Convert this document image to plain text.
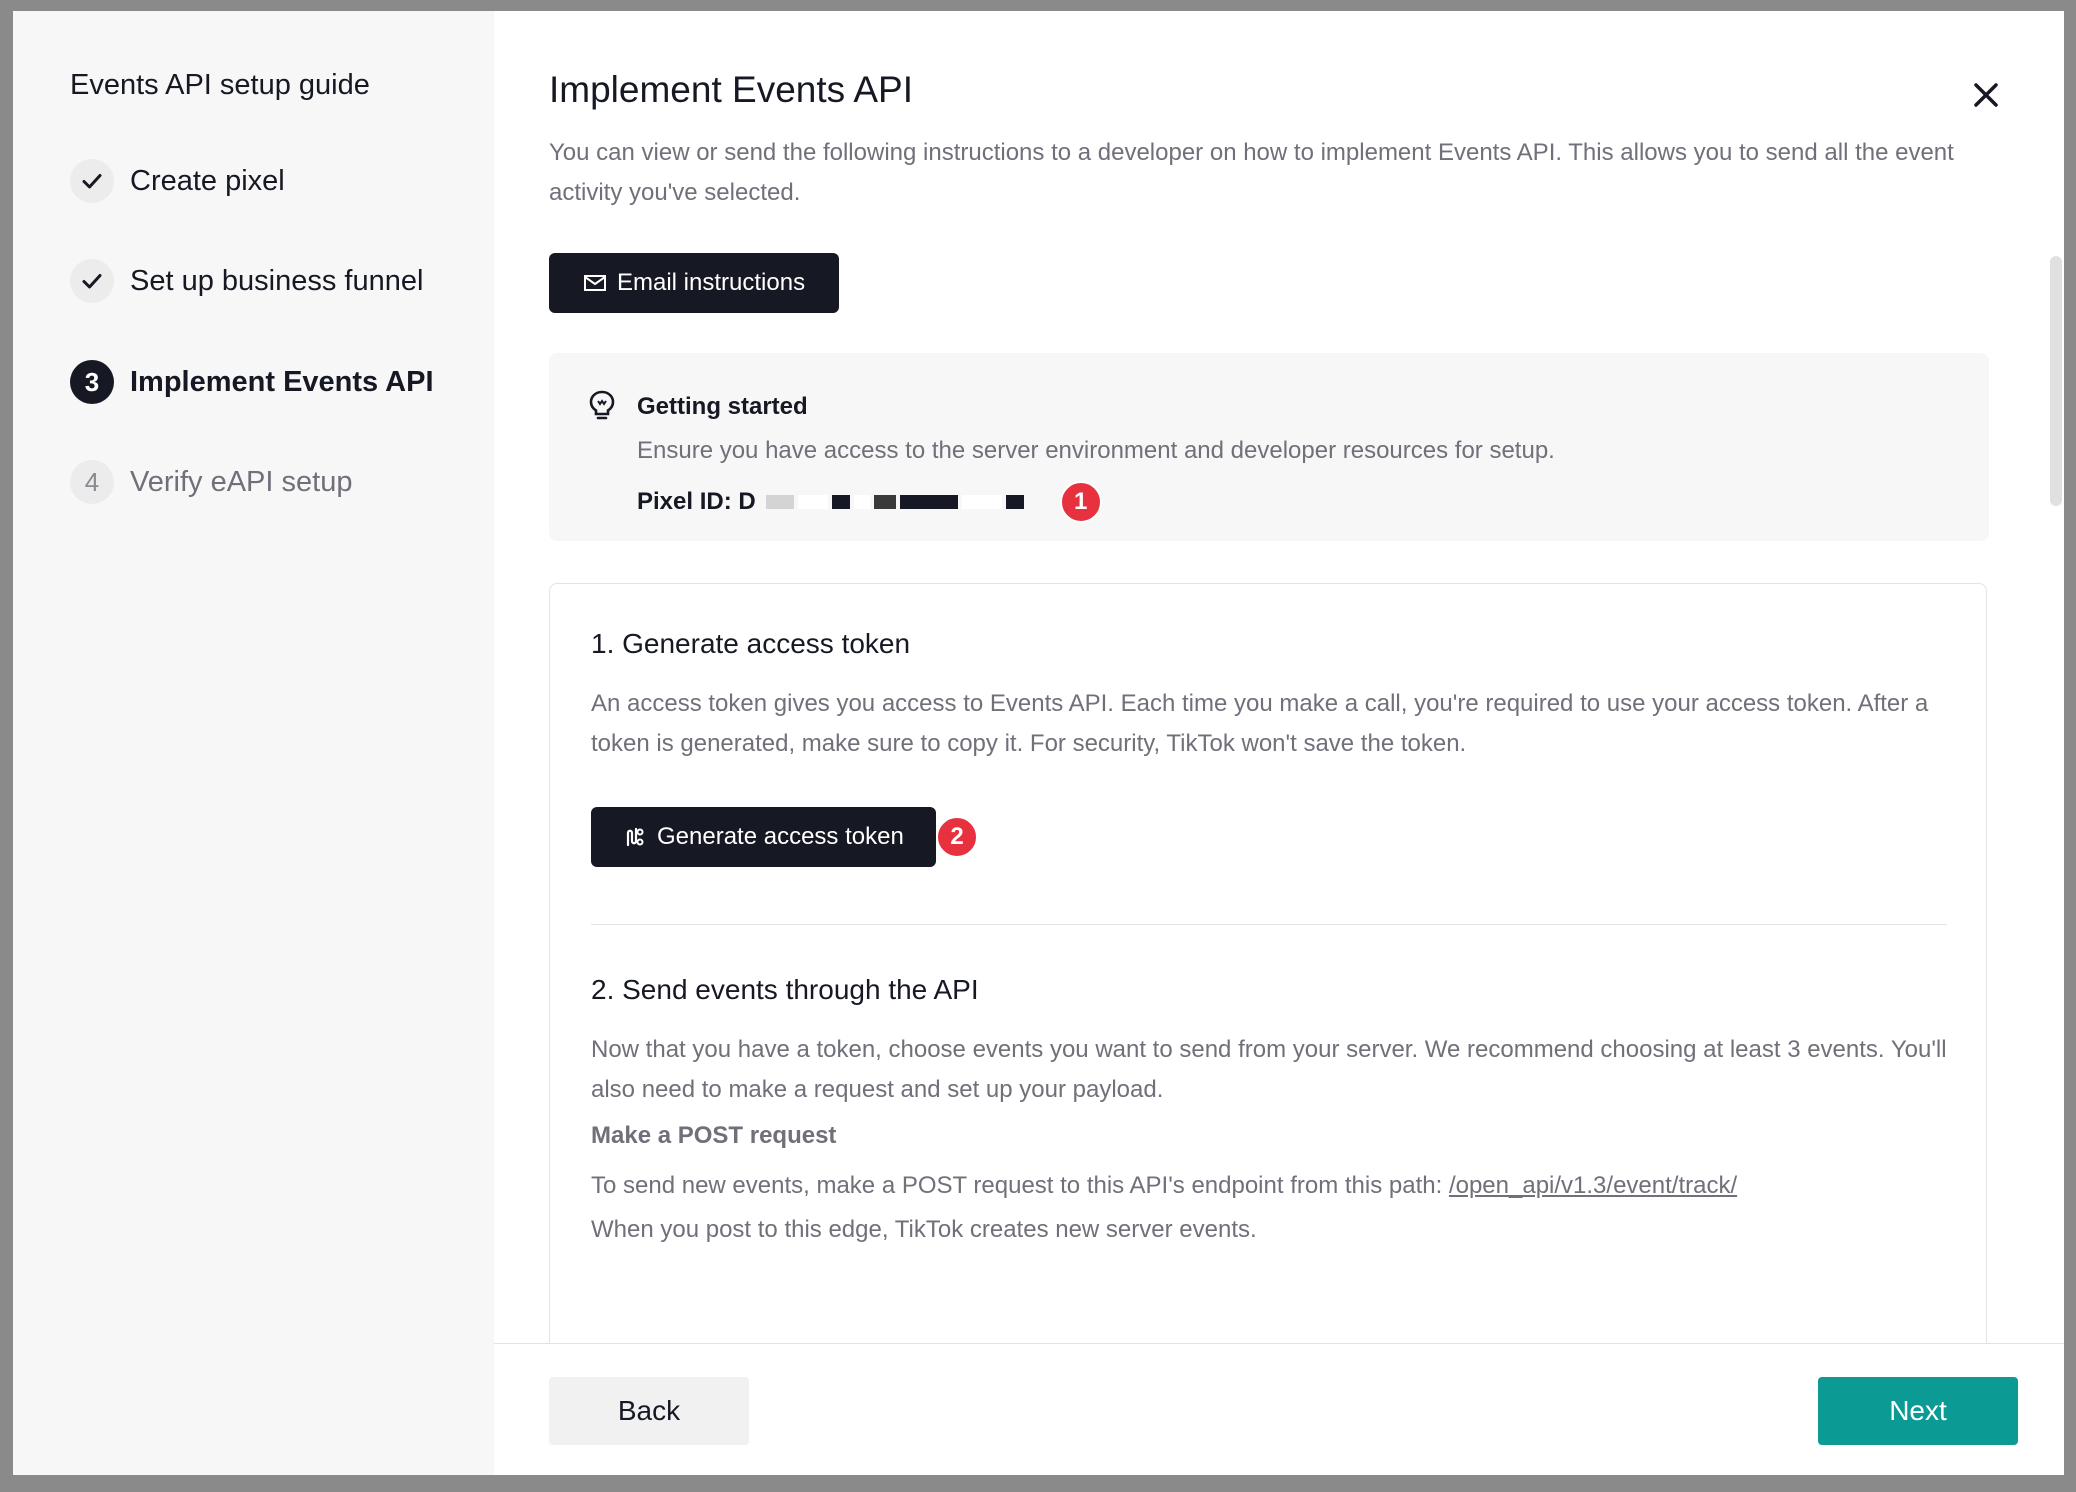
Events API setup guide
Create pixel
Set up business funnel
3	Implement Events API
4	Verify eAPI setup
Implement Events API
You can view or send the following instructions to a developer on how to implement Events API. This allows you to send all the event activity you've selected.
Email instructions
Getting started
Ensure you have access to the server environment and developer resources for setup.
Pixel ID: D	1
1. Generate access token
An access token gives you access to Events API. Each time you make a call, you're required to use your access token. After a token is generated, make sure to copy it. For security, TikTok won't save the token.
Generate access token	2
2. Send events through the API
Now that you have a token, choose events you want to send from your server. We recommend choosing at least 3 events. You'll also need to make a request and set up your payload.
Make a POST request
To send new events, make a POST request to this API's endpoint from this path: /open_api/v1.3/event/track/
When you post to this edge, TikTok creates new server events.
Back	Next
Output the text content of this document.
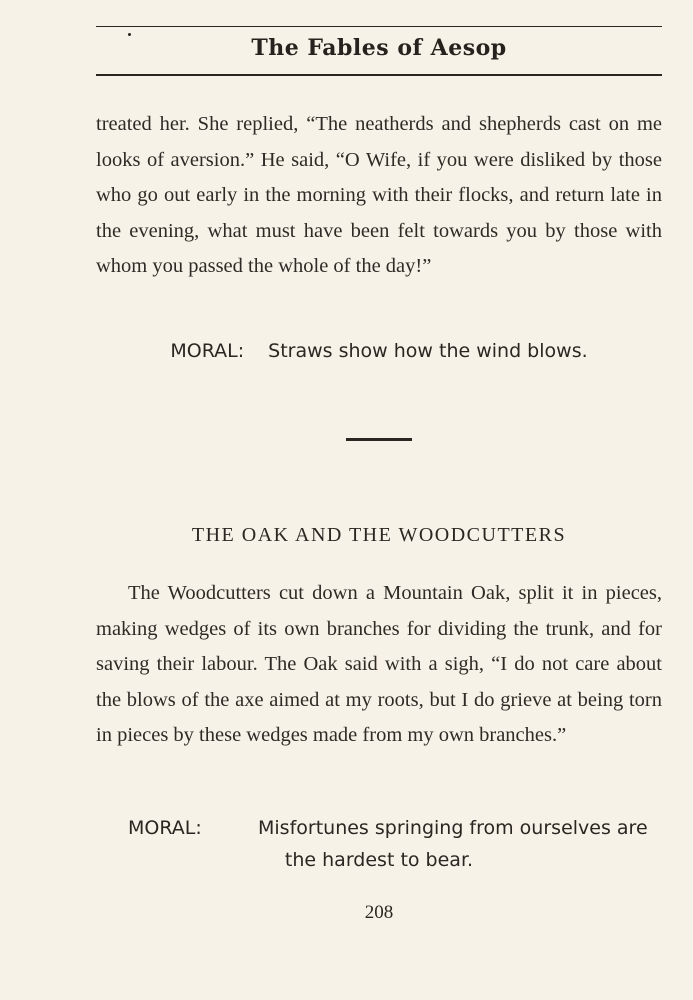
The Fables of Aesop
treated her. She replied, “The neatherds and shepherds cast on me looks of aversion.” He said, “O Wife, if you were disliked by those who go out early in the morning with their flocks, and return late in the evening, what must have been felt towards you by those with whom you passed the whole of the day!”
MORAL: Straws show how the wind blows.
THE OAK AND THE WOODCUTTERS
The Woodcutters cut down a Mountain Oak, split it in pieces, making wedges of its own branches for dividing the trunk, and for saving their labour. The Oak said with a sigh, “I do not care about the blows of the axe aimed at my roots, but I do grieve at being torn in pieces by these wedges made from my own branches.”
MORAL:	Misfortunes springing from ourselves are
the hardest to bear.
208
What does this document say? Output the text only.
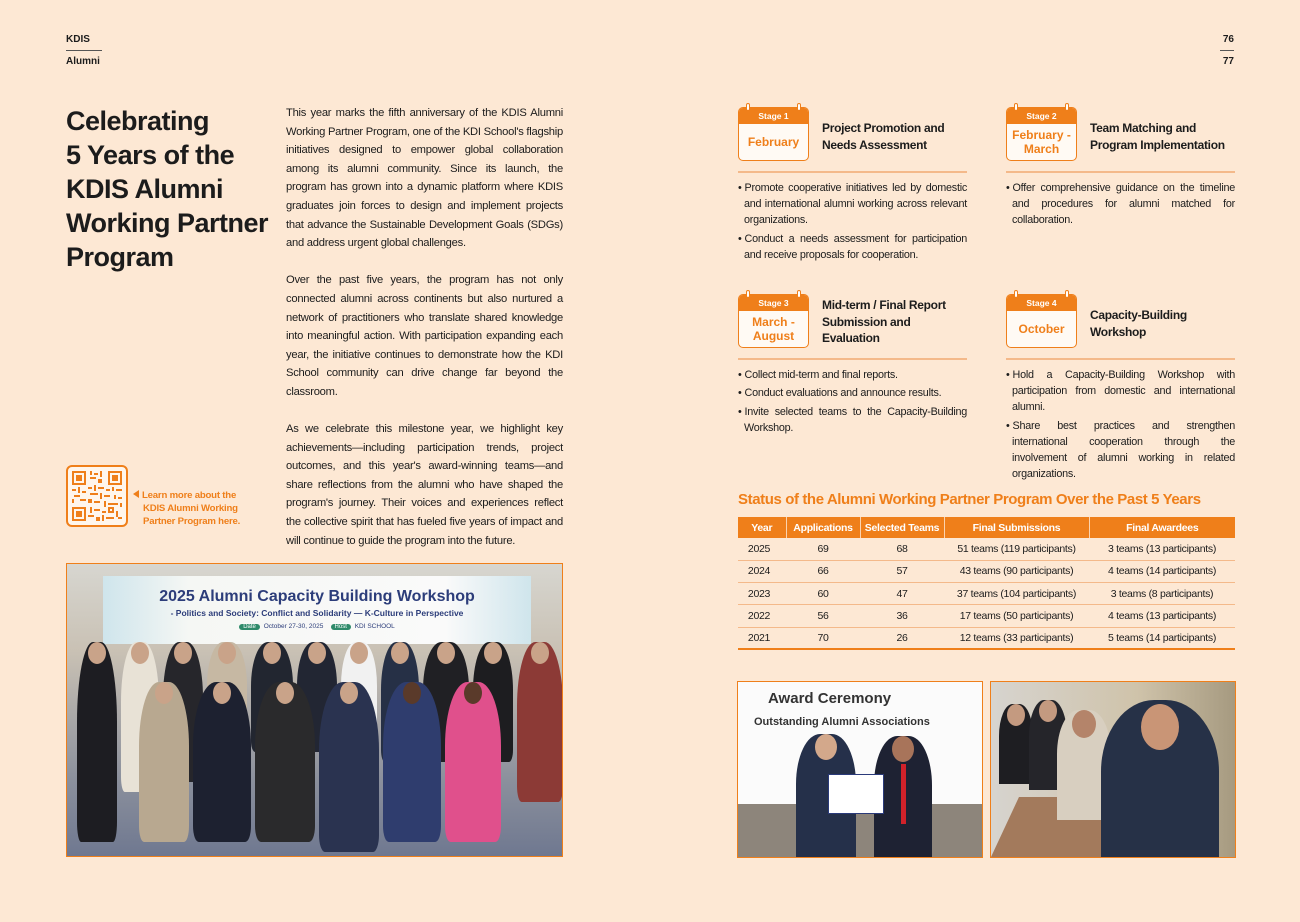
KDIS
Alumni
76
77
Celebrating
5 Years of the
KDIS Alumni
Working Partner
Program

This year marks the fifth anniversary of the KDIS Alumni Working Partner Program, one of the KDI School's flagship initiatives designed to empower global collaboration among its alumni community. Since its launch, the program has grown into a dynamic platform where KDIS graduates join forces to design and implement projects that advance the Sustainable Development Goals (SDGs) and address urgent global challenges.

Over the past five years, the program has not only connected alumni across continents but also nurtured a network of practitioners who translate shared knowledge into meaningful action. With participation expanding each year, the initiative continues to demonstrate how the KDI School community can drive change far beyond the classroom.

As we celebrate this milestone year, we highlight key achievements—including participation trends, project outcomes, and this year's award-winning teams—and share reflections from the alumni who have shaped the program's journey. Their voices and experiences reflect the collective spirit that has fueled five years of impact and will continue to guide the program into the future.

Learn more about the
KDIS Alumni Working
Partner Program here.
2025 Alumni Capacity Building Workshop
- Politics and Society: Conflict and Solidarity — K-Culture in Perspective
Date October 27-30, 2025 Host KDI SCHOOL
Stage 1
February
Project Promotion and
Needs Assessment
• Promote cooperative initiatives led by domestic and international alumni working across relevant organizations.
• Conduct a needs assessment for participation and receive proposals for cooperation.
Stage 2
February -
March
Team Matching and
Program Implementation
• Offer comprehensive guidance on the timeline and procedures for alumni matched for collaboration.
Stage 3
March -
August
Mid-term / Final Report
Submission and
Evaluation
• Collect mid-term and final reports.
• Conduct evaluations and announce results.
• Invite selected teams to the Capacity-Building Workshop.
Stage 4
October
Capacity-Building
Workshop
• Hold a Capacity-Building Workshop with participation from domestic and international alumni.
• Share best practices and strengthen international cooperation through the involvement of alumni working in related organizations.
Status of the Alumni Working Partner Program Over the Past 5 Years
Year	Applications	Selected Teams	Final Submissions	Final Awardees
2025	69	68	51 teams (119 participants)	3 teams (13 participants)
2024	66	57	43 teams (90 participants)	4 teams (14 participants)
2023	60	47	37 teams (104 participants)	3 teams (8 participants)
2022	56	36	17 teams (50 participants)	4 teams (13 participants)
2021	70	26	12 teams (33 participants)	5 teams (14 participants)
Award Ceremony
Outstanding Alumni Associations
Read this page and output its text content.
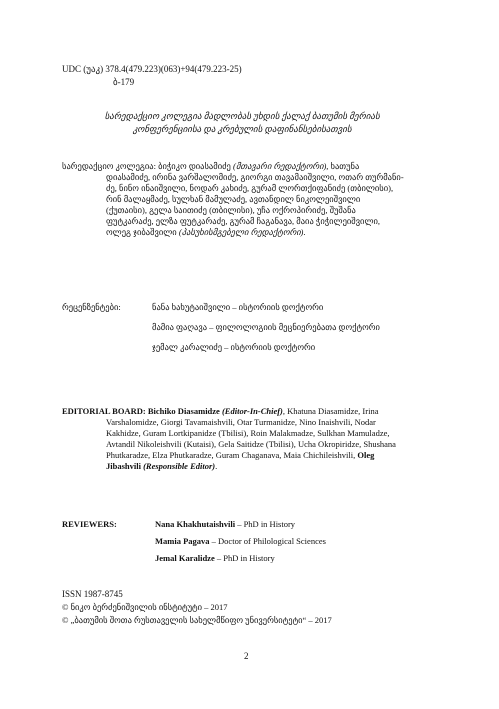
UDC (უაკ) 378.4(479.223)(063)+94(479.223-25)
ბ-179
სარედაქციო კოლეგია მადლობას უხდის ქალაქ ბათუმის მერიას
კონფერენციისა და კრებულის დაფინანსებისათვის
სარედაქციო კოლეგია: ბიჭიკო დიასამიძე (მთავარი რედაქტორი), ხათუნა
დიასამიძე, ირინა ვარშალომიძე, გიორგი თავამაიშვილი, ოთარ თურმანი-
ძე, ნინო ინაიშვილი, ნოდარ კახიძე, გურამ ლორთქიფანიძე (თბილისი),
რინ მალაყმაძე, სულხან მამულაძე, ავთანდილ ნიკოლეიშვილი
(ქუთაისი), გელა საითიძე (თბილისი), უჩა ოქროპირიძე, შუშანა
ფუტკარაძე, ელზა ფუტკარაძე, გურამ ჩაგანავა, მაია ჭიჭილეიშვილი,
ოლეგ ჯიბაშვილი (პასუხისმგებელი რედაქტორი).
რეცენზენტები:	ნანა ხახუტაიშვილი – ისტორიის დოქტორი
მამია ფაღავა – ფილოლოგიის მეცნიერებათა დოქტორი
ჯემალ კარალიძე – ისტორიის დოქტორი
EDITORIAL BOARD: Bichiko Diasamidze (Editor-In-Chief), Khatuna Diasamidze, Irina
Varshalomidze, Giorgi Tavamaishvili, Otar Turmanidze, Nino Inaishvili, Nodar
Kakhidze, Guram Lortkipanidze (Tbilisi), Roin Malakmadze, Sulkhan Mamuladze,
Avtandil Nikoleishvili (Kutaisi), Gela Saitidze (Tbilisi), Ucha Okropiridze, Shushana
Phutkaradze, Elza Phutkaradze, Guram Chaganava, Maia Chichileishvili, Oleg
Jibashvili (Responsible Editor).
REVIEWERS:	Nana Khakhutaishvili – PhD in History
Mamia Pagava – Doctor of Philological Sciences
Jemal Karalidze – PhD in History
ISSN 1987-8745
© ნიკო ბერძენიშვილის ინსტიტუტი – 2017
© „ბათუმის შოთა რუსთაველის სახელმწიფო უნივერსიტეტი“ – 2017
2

----------

**What to work on:** Your task is to repeat the data above exactly while excluding the pictures.

**Response to this task:**
Convert this document image to plain text.
Events API setup guide
Create pixel
Set up business funnel
3	Implement Events API
4	Verify eAPI setup
Implement Events API
You can view or send the following instructions to a developer on how to implement Events API. This allows you to send all the event activity you've selected.
Email instructions
Getting started
Ensure you have access to the server environment and developer resources for setup.
Pixel ID: D	1
1. Generate access token
An access token gives you access to Events API. Each time you make a call, you're required to use your access token. After a token is generated, make sure to copy it. For security, TikTok won't save the token.
Generate access token	2
2. Send events through the API
Now that you have a token, choose events you want to send from your server. We recommend choosing at least 3 events. You'll also need to make a request and set up your payload.
Make a POST request
To send new events, make a POST request to this API's endpoint from this path: /open_api/v1.3/event/track/
When you post to this edge, TikTok creates new server events.
Back	Next
Output the text content of this document.
The Fables of Aesop
treated her. She replied, “The neatherds and shepherds cast on me looks of aversion.” He said, “O Wife, if you were disliked by those who go out early in the morning with their flocks, and return late in the evening, what must have been felt towards you by those with whom you passed the whole of the day!”
MORAL: Straws show how the wind blows.
THE OAK AND THE WOODCUTTERS
The Woodcutters cut down a Mountain Oak, split it in pieces, making wedges of its own branches for dividing the trunk, and for saving their labour. The Oak said with a sigh, “I do not care about the blows of the axe aimed at my roots, but I do grieve at being torn in pieces by these wedges made from my own branches.”
MORAL:	Misfortunes springing from ourselves are
the hardest to bear.
208
What does this document say? Output the text only.
KDIS
Alumni
76
77
Celebrating
5 Years of the
KDIS Alumni
Working Partner
Program

This year marks the fifth anniversary of the KDIS Alumni Working Partner Program, one of the KDI School's flagship initiatives designed to empower global collaboration among its alumni community. Since its launch, the program has grown into a dynamic platform where KDIS graduates join forces to design and implement projects that advance the Sustainable Development Goals (SDGs) and address urgent global challenges.

Over the past five years, the program has not only connected alumni across continents but also nurtured a network of practitioners who translate shared knowledge into meaningful action. With participation expanding each year, the initiative continues to demonstrate how the KDI School community can drive change far beyond the classroom.

As we celebrate this milestone year, we highlight key achievements—including participation trends, project outcomes, and this year's award-winning teams—and share reflections from the alumni who have shaped the program's journey. Their voices and experiences reflect the collective spirit that has fueled five years of impact and will continue to guide the program into the future.

Learn more about the
KDIS Alumni Working
Partner Program here.
2025 Alumni Capacity Building Workshop
- Politics and Society: Conflict and Solidarity — K-Culture in Perspective
Date October 27-30, 2025 Host KDI SCHOOL
Stage 1
February
Project Promotion and
Needs Assessment
• Promote cooperative initiatives led by domestic and international alumni working across relevant organizations.
• Conduct a needs assessment for participation and receive proposals for cooperation.
Stage 2
February -
March
Team Matching and
Program Implementation
• Offer comprehensive guidance on the timeline and procedures for alumni matched for collaboration.
Stage 3
March -
August
Mid-term / Final Report
Submission and
Evaluation
• Collect mid-term and final reports.
• Conduct evaluations and announce results.
• Invite selected teams to the Capacity-Building Workshop.
Stage 4
October
Capacity-Building
Workshop
• Hold a Capacity-Building Workshop with participation from domestic and international alumni.
• Share best practices and strengthen international cooperation through the involvement of alumni working in related organizations.
Status of the Alumni Working Partner Program Over the Past 5 Years
Year	Applications	Selected Teams	Final Submissions	Final Awardees
2025	69	68	51 teams (119 participants)	3 teams (13 participants)
2024	66	57	43 teams (90 participants)	4 teams (14 participants)
2023	60	47	37 teams (104 participants)	3 teams (8 participants)
2022	56	36	17 teams (50 participants)	4 teams (13 participants)
2021	70	26	12 teams (33 participants)	5 teams (14 participants)
Award Ceremony
Outstanding Alumni Associations
Read this page and output its text content.
UDC (უაკ) 378.4(479.223)(063)+94(479.223-25)
ბ-179
სარედაქციო კოლეგია მადლობას უხდის ქალაქ ბათუმის მერიას
კონფერენციისა და კრებულის დაფინანსებისათვის
სარედაქციო კოლეგია: ბიჭიკო დიასამიძე (მთავარი რედაქტორი), ხათუნა
დიასამიძე, ირინა ვარშალომიძე, გიორგი თავამაიშვილი, ოთარ თურმანი-
ძე, ნინო ინაიშვილი, ნოდარ კახიძე, გურამ ლორთქიფანიძე (თბილისი),
რინ მალაყმაძე, სულხან მამულაძე, ავთანდილ ნიკოლეიშვილი
(ქუთაისი), გელა საითიძე (თბილისი), უჩა ოქროპირიძე, შუშანა
ფუტკარაძე, ელზა ფუტკარაძე, გურამ ჩაგანავა, მაია ჭიჭილეიშვილი,
ოლეგ ჯიბაშვილი (პასუხისმგებელი რედაქტორი).
რეცენზენტები:	ნანა ხახუტაიშვილი – ისტორიის დოქტორი
მამია ფაღავა – ფილოლოგიის მეცნიერებათა დოქტორი
ჯემალ კარალიძე – ისტორიის დოქტორი
EDITORIAL BOARD: Bichiko Diasamidze (Editor-In-Chief), Khatuna Diasamidze, Irina
Varshalomidze, Giorgi Tavamaishvili, Otar Turmanidze, Nino Inaishvili, Nodar
Kakhidze, Guram Lortkipanidze (Tbilisi), Roin Malakmadze, Sulkhan Mamuladze,
Avtandil Nikoleishvili (Kutaisi), Gela Saitidze (Tbilisi), Ucha Okropiridze, Shushana
Phutkaradze, Elza Phutkaradze, Guram Chaganava, Maia Chichileishvili, Oleg
Jibashvili (Responsible Editor).
REVIEWERS:	Nana Khakhutaishvili – PhD in History
Mamia Pagava – Doctor of Philological Sciences
Jemal Karalidze – PhD in History
ISSN 1987-8745
© ნიკო ბერძენიშვილის ინსტიტუტი – 2017
© „ბათუმის შოთა რუსთაველის სახელმწიფო უნივერსიტეტი“ – 2017
2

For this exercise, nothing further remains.